REQUEST: Search the data for the word "service" and copy every line where it occurs.

========================

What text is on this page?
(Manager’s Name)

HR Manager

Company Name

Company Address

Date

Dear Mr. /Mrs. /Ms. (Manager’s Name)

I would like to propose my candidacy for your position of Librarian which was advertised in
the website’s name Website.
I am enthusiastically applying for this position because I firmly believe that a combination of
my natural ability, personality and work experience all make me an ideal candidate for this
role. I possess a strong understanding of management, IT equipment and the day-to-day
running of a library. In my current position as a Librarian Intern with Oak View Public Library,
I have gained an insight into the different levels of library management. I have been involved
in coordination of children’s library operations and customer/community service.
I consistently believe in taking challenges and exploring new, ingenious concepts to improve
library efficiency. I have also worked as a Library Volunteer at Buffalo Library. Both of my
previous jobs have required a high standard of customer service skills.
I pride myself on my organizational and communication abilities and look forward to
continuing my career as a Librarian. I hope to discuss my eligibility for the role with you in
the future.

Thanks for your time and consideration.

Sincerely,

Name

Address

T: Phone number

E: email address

========================

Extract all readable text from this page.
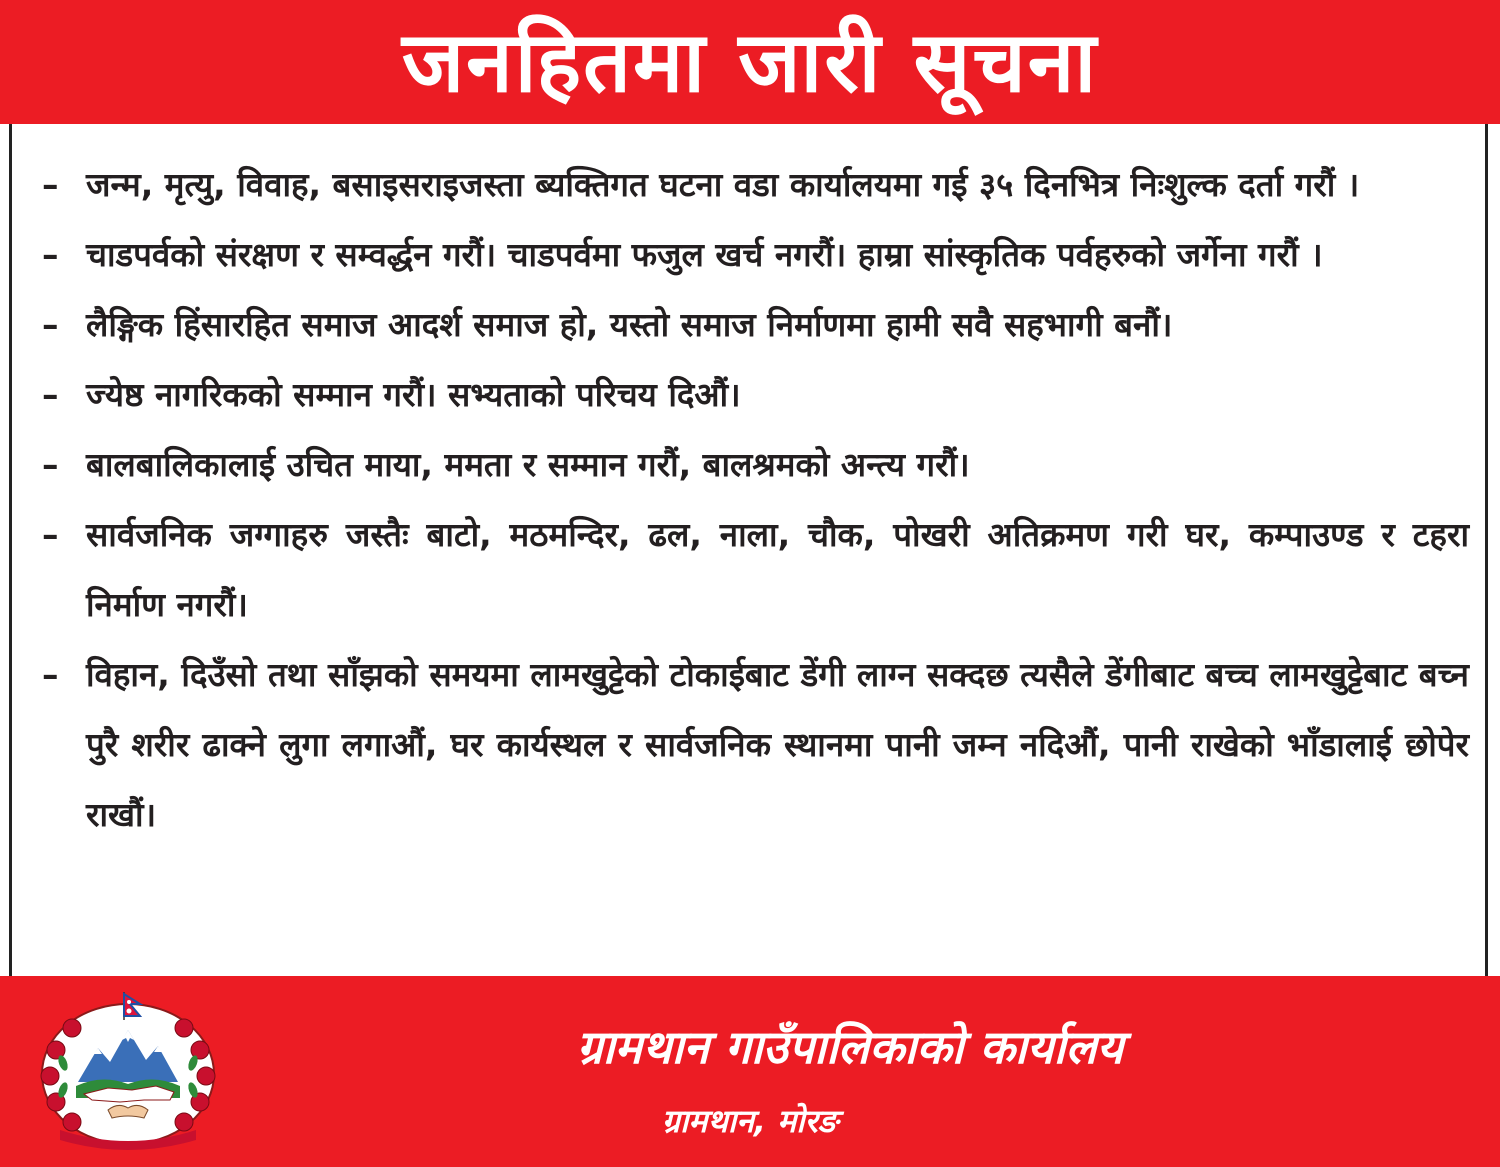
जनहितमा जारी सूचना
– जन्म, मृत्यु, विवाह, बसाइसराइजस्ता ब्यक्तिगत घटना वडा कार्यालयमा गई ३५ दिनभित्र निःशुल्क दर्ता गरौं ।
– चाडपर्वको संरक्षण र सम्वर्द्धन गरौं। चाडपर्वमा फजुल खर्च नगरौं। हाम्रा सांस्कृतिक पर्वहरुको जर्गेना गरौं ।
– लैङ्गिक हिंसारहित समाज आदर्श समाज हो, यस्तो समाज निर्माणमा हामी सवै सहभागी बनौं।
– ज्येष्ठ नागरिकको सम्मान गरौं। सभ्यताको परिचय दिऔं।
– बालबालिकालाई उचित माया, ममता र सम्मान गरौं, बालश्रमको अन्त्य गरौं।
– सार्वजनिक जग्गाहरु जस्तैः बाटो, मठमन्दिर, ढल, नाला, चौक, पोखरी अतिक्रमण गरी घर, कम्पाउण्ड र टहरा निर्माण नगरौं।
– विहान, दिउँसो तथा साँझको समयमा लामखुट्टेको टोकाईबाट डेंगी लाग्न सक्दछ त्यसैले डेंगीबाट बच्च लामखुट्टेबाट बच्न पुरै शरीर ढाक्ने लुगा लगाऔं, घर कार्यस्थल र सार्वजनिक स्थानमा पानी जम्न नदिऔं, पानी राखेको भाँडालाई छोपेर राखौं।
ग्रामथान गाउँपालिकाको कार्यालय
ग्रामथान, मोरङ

========================

ANSWER BELOW:
in coordination of children’s library operations and customer/community service.
previous jobs have required a high standard of customer service skills.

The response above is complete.